REQUIRED WORK: Output the entries word for word. Omit images.

■ ■ ■ ■ ■

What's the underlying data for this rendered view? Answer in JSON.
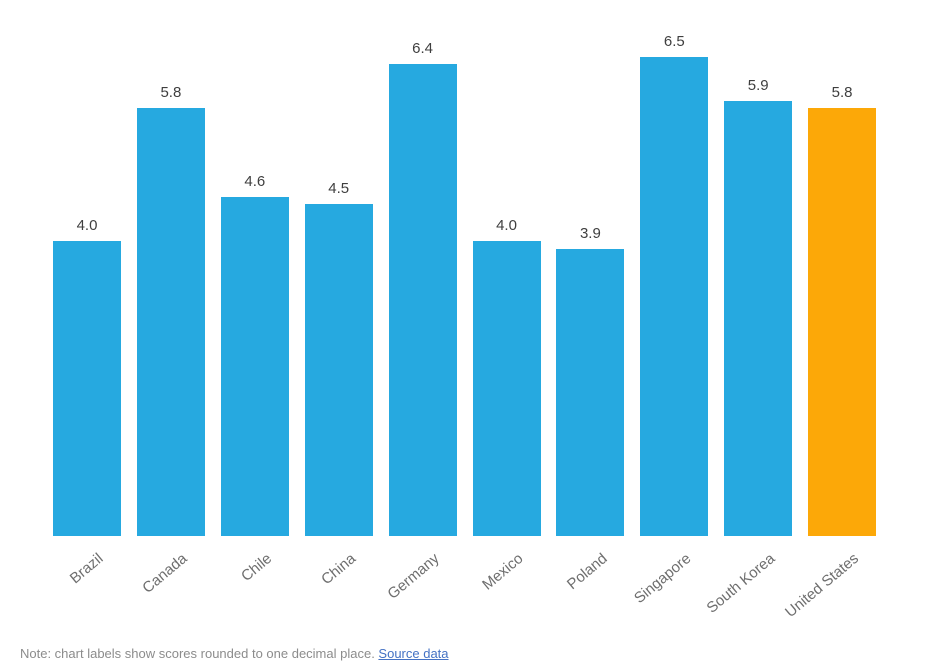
{
  "chart_data": {
    "type": "bar",
    "title": "",
    "xlabel": "",
    "ylabel": "",
    "categories": [
      "Brazil",
      "Canada",
      "Chile",
      "China",
      "Germany",
      "Mexico",
      "Poland",
      "Singapore",
      "South Korea",
      "United States"
    ],
    "values": [
      4.0,
      5.8,
      4.6,
      4.5,
      6.4,
      4.0,
      3.9,
      6.5,
      5.9,
      5.8
    ],
    "value_labels": [
      "4.0",
      "5.8",
      "4.6",
      "4.5",
      "6.4",
      "4.0",
      "3.9",
      "6.5",
      "5.9",
      "5.8"
    ],
    "highlight_category": "United States",
    "bar_color": "#26A9E0",
    "highlight_color": "#FCA808",
    "value_label_color": "#3F3F3F",
    "category_label_color": "#6E6E6E",
    "category_label_rotation_deg": -40,
    "ylim": [
      0,
      7
    ],
    "grid": false,
    "legend": false,
    "axis_lines": false
  },
  "footnote": {
    "text": "Note: chart labels show scores rounded to one decimal place. ",
    "link_text": "Source data"
  }
}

■ ■ ■ ■ ■

ANSWER BELOW:
What's the underlying data for this rendered view? Answer in JSON.
{
  "chart_data": {
    "type": "bar",
    "title": "",
    "xlabel": "",
    "ylabel": "",
    "categories": [
      "Brazil",
      "Canada",
      "Chile",
      "China",
      "Germany",
      "Mexico",
      "Poland",
      "Singapore",
      "South Korea",
      "United States"
    ],
    "values": [
      4.0,
      5.8,
      4.6,
      4.5,
      6.4,
      4.0,
      3.9,
      6.5,
      5.9,
      5.8
    ],
    "value_labels": [
      "4.0",
      "5.8",
      "4.6",
      "4.5",
      "6.4",
      "4.0",
      "3.9",
      "6.5",
      "5.9",
      "5.8"
    ],
    "highlight_category": "United States",
    "bar_color": "#26A9E0",
    "highlight_color": "#FCA808",
    "value_label_color": "#3F3F3F",
    "category_label_color": "#6E6E6E",
    "category_label_rotation_deg": -40,
    "ylim": [
      0,
      7
    ],
    "grid": false,
    "legend": false,
    "axis_lines": false
  },
  "footnote": {
    "text": "Note: chart labels show scores rounded to one decimal place. ",
    "link_text": "Source data"
  }
}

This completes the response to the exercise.